START

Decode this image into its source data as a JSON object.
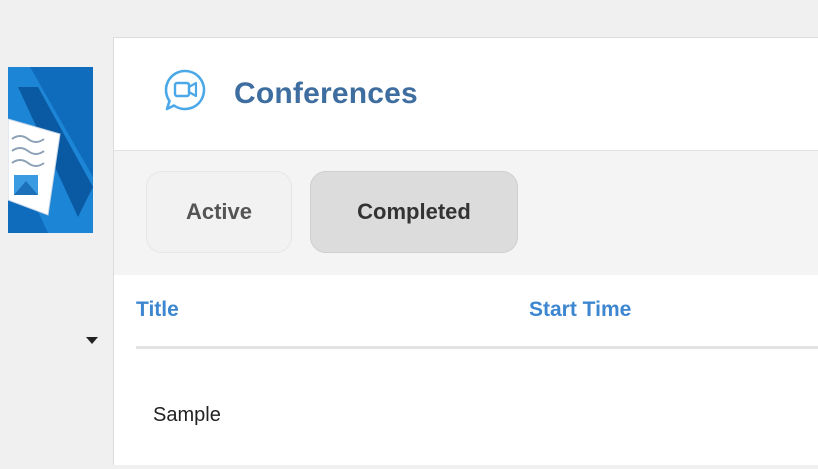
{
  "header": {
    "title": "Conferences",
    "icon": "video-chat-icon",
    "accent_color": "#4aa8e8",
    "title_color": "#3e6d9f"
  },
  "tabs": [
    {
      "label": "Active",
      "selected": false
    },
    {
      "label": "Completed",
      "selected": true
    }
  ],
  "table": {
    "columns": [
      "Title",
      "Start Time"
    ],
    "rows": [
      {
        "title": "Sample",
        "start_time": ""
      }
    ]
  },
  "sidebar": {
    "logo": "app-logo",
    "dropdown_icon": "caret-down-icon",
    "brand_color": "#0f6cbd"
  }
}
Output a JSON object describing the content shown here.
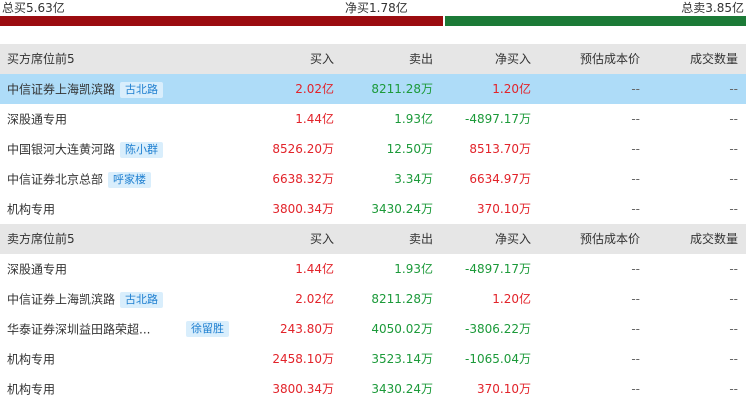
{
  "summary": {
    "buy_total": "总买5.63亿",
    "net": "净买1.78亿",
    "sell_total": "总卖3.85亿",
    "buy_color": "#9b0c10",
    "sell_color": "#1c7a37"
  },
  "columns": {
    "buy": "买入",
    "sell": "卖出",
    "net": "净买入",
    "cost": "预估成本价",
    "vol": "成交数量"
  },
  "buyers": {
    "title": "买方席位前5",
    "rows": [
      {
        "name": "中信证券上海凯滨路",
        "tag": "古北路",
        "buy": "2.02亿",
        "sell": "8211.28万",
        "net": "1.20亿",
        "cost": "--",
        "vol": "--"
      },
      {
        "name": "深股通专用",
        "tag": "",
        "buy": "1.44亿",
        "sell": "1.93亿",
        "net": "-4897.17万",
        "cost": "--",
        "vol": "--"
      },
      {
        "name": "中国银河大连黄河路",
        "tag": "陈小群",
        "buy": "8526.20万",
        "sell": "12.50万",
        "net": "8513.70万",
        "cost": "--",
        "vol": "--"
      },
      {
        "name": "中信证券北京总部",
        "tag": "呼家楼",
        "buy": "6638.32万",
        "sell": "3.34万",
        "net": "6634.97万",
        "cost": "--",
        "vol": "--"
      },
      {
        "name": "机构专用",
        "tag": "",
        "buy": "3800.34万",
        "sell": "3430.24万",
        "net": "370.10万",
        "cost": "--",
        "vol": "--"
      }
    ]
  },
  "sellers": {
    "title": "卖方席位前5",
    "rows": [
      {
        "name": "深股通专用",
        "tag": "",
        "buy": "1.44亿",
        "sell": "1.93亿",
        "net": "-4897.17万",
        "cost": "--",
        "vol": "--"
      },
      {
        "name": "中信证券上海凯滨路",
        "tag": "古北路",
        "buy": "2.02亿",
        "sell": "8211.28万",
        "net": "1.20亿",
        "cost": "--",
        "vol": "--"
      },
      {
        "name": "华泰证券深圳益田路荣超...",
        "tag": "徐留胜",
        "buy": "243.80万",
        "sell": "4050.02万",
        "net": "-3806.22万",
        "cost": "--",
        "vol": "--"
      },
      {
        "name": "机构专用",
        "tag": "",
        "buy": "2458.10万",
        "sell": "3523.14万",
        "net": "-1065.04万",
        "cost": "--",
        "vol": "--"
      },
      {
        "name": "机构专用",
        "tag": "",
        "buy": "3800.34万",
        "sell": "3430.24万",
        "net": "370.10万",
        "cost": "--",
        "vol": "--"
      }
    ]
  }
}
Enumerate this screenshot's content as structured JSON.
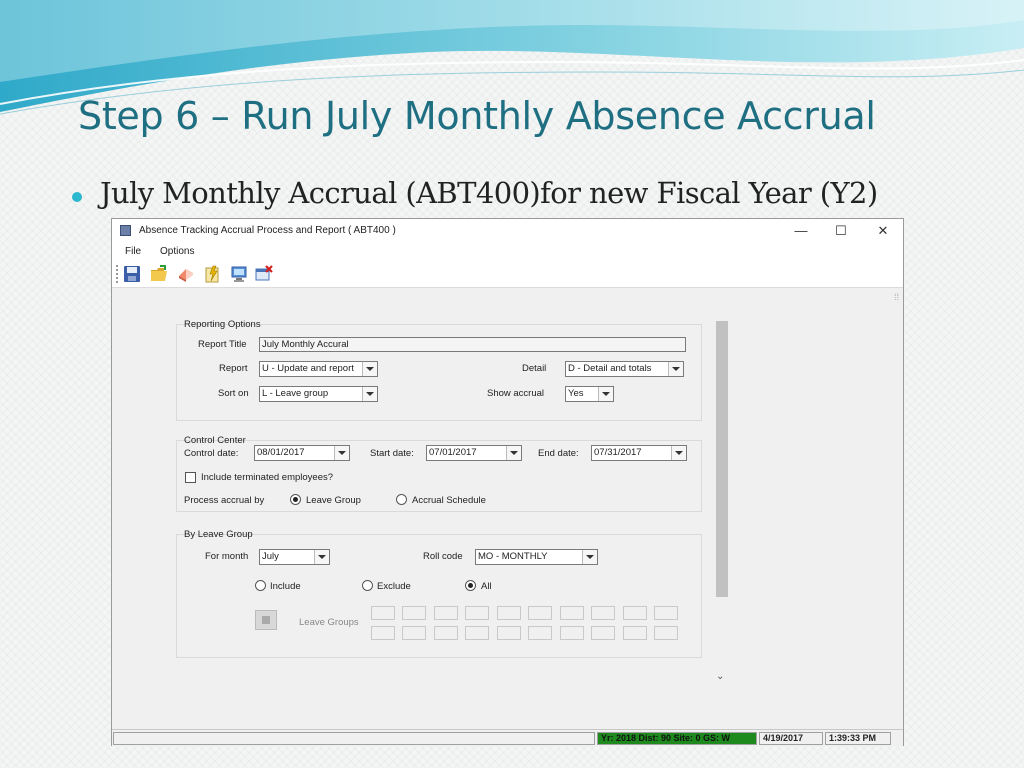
{
  "slide": {
    "title": "Step 6 – Run July Monthly Absence Accrual",
    "bullet": "July Monthly Accrual (ABT400)for new Fiscal Year (Y2)"
  },
  "colors": {
    "title": "#1f6f82",
    "bullet": "#2bb8cf",
    "status_green": "#1e8a1e"
  },
  "window": {
    "title": "Absence Tracking Accrual Process and Report ( ABT400 )",
    "controls": {
      "minimize": "—",
      "maximize": "☐",
      "close": "✕"
    },
    "menu": [
      "File",
      "Options"
    ],
    "toolbar_icons": [
      "save-icon",
      "open-folder-icon",
      "eraser-icon",
      "run-process-icon",
      "monitor-icon",
      "close-window-icon"
    ]
  },
  "reporting_options": {
    "label": "Reporting Options",
    "report_title_label": "Report Title",
    "report_title_value": "July Monthly Accural",
    "report_label": "Report",
    "report_value": "U - Update and report",
    "detail_label": "Detail",
    "detail_value": "D - Detail and totals",
    "sort_label": "Sort on",
    "sort_value": "L - Leave group",
    "show_accrual_label": "Show accrual",
    "show_accrual_value": "Yes"
  },
  "control_center": {
    "label": "Control Center",
    "control_date_label": "Control date:",
    "control_date": "08/01/2017",
    "start_date_label": "Start date:",
    "start_date": "07/01/2017",
    "end_date_label": "End date:",
    "end_date": "07/31/2017",
    "include_terminated_label": "Include terminated employees?",
    "include_terminated_checked": false,
    "process_by_label": "Process accrual by",
    "option_leave_group": "Leave Group",
    "option_accrual_schedule": "Accrual Schedule",
    "selected": "Leave Group"
  },
  "by_leave_group": {
    "label": "By Leave Group",
    "for_month_label": "For month",
    "for_month_value": "July",
    "roll_code_label": "Roll code",
    "roll_code_value": "MO - MONTHLY",
    "include_label": "Include",
    "exclude_label": "Exclude",
    "all_label": "All",
    "selected": "All",
    "leave_groups_label": "Leave Groups"
  },
  "statusbar": {
    "info": "Yr: 2018 Dist: 90 Site: 0 GS: W",
    "date": "4/19/2017",
    "time": "1:39:33 PM"
  }
}
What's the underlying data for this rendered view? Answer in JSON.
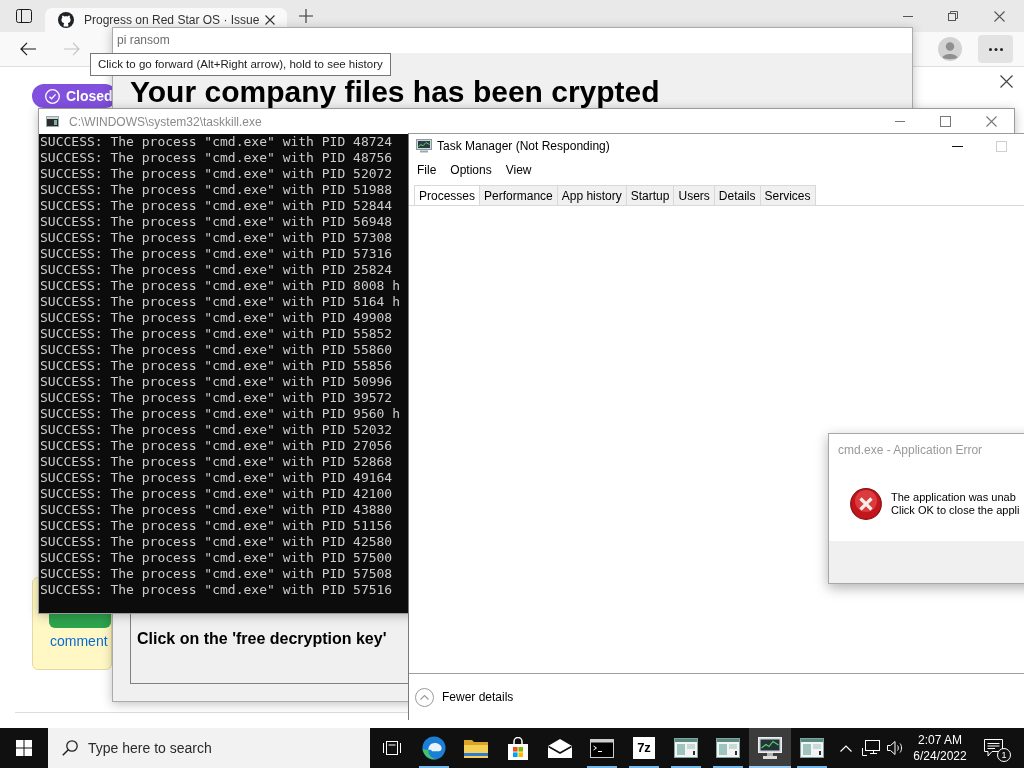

END

### Exercise brief
Restate each entry word for word, leaving out any pictures.

### Task answer
Decode this image into its source data as a JSON object.
{
  "header": {
    "title": "Conferences",
    "icon": "video-chat-icon",
    "accent_color": "#4aa8e8",
    "title_color": "#3e6d9f"
  },
  "tabs": [
    {
      "label": "Active",
      "selected": false
    },
    {
      "label": "Completed",
      "selected": true
    }
  ],
  "table": {
    "columns": [
      "Title",
      "Start Time"
    ],
    "rows": [
      {
        "title": "Sample",
        "start_time": ""
      }
    ]
  },
  "sidebar": {
    "logo": "app-logo",
    "dropdown_icon": "caret-down-icon",
    "brand_color": "#0f6cbd"
  }
}
Output a JSON object describing the content shown here.
{
  "summary": {
    "buy_total": "总买5.63亿",
    "net": "净买1.78亿",
    "sell_total": "总卖3.85亿",
    "buy_color": "#9b0c10",
    "sell_color": "#1c7a37"
  },
  "columns": {
    "buy": "买入",
    "sell": "卖出",
    "net": "净买入",
    "cost": "预估成本价",
    "vol": "成交数量"
  },
  "buyers": {
    "title": "买方席位前5",
    "rows": [
      {
        "name": "中信证券上海凯滨路",
        "tag": "古北路",
        "buy": "2.02亿",
        "sell": "8211.28万",
        "net": "1.20亿",
        "cost": "--",
        "vol": "--"
      },
      {
        "name": "深股通专用",
        "tag": "",
        "buy": "1.44亿",
        "sell": "1.93亿",
        "net": "-4897.17万",
        "cost": "--",
        "vol": "--"
      },
      {
        "name": "中国银河大连黄河路",
        "tag": "陈小群",
        "buy": "8526.20万",
        "sell": "12.50万",
        "net": "8513.70万",
        "cost": "--",
        "vol": "--"
      },
      {
        "name": "中信证券北京总部",
        "tag": "呼家楼",
        "buy": "6638.32万",
        "sell": "3.34万",
        "net": "6634.97万",
        "cost": "--",
        "vol": "--"
      },
      {
        "name": "机构专用",
        "tag": "",
        "buy": "3800.34万",
        "sell": "3430.24万",
        "net": "370.10万",
        "cost": "--",
        "vol": "--"
      }
    ]
  },
  "sellers": {
    "title": "卖方席位前5",
    "rows": [
      {
        "name": "深股通专用",
        "tag": "",
        "buy": "1.44亿",
        "sell": "1.93亿",
        "net": "-4897.17万",
        "cost": "--",
        "vol": "--"
      },
      {
        "name": "中信证券上海凯滨路",
        "tag": "古北路",
        "buy": "2.02亿",
        "sell": "8211.28万",
        "net": "1.20亿",
        "cost": "--",
        "vol": "--"
      },
      {
        "name": "华泰证券深圳益田路荣超...",
        "tag": "徐留胜",
        "buy": "243.80万",
        "sell": "4050.02万",
        "net": "-3806.22万",
        "cost": "--",
        "vol": "--"
      },
      {
        "name": "机构专用",
        "tag": "",
        "buy": "2458.10万",
        "sell": "3523.14万",
        "net": "-1065.04万",
        "cost": "--",
        "vol": "--"
      },
      {
        "name": "机构专用",
        "tag": "",
        "buy": "3800.34万",
        "sell": "3430.24万",
        "net": "370.10万",
        "cost": "--",
        "vol": "--"
      }
    ]
  }
}
Enumerate this screenshot's content as structured JSON.
{
  "slide": {
    "title": "Step 6 – Run July Monthly Absence Accrual",
    "bullet": "July Monthly Accrual (ABT400)for new Fiscal Year (Y2)"
  },
  "colors": {
    "title": "#1f6f82",
    "bullet": "#2bb8cf",
    "status_green": "#1e8a1e"
  },
  "window": {
    "title": "Absence Tracking Accrual Process and Report ( ABT400 )",
    "controls": {
      "minimize": "—",
      "maximize": "☐",
      "close": "✕"
    },
    "menu": [
      "File",
      "Options"
    ],
    "toolbar_icons": [
      "save-icon",
      "open-folder-icon",
      "eraser-icon",
      "run-process-icon",
      "monitor-icon",
      "close-window-icon"
    ]
  },
  "reporting_options": {
    "label": "Reporting Options",
    "report_title_label": "Report Title",
    "report_title_value": "July Monthly Accural",
    "report_label": "Report",
    "report_value": "U - Update and report",
    "detail_label": "Detail",
    "detail_value": "D - Detail and totals",
    "sort_label": "Sort on",
    "sort_value": "L - Leave group",
    "show_accrual_label": "Show accrual",
    "show_accrual_value": "Yes"
  },
  "control_center": {
    "label": "Control Center",
    "control_date_label": "Control date:",
    "control_date": "08/01/2017",
    "start_date_label": "Start date:",
    "start_date": "07/01/2017",
    "end_date_label": "End date:",
    "end_date": "07/31/2017",
    "include_terminated_label": "Include terminated employees?",
    "include_terminated_checked": false,
    "process_by_label": "Process accrual by",
    "option_leave_group": "Leave Group",
    "option_accrual_schedule": "Accrual Schedule",
    "selected": "Leave Group"
  },
  "by_leave_group": {
    "label": "By Leave Group",
    "for_month_label": "For month",
    "for_month_value": "July",
    "roll_code_label": "Roll code",
    "roll_code_value": "MO - MONTHLY",
    "include_label": "Include",
    "exclude_label": "Exclude",
    "all_label": "All",
    "selected": "All",
    "leave_groups_label": "Leave Groups"
  },
  "statusbar": {
    "info": "Yr: 2018 Dist: 90 Site: 0 GS: W",
    "date": "4/19/2017",
    "time": "1:39:33 PM"
  }
}
What's the underlying data for this rendered view? Answer in JSON.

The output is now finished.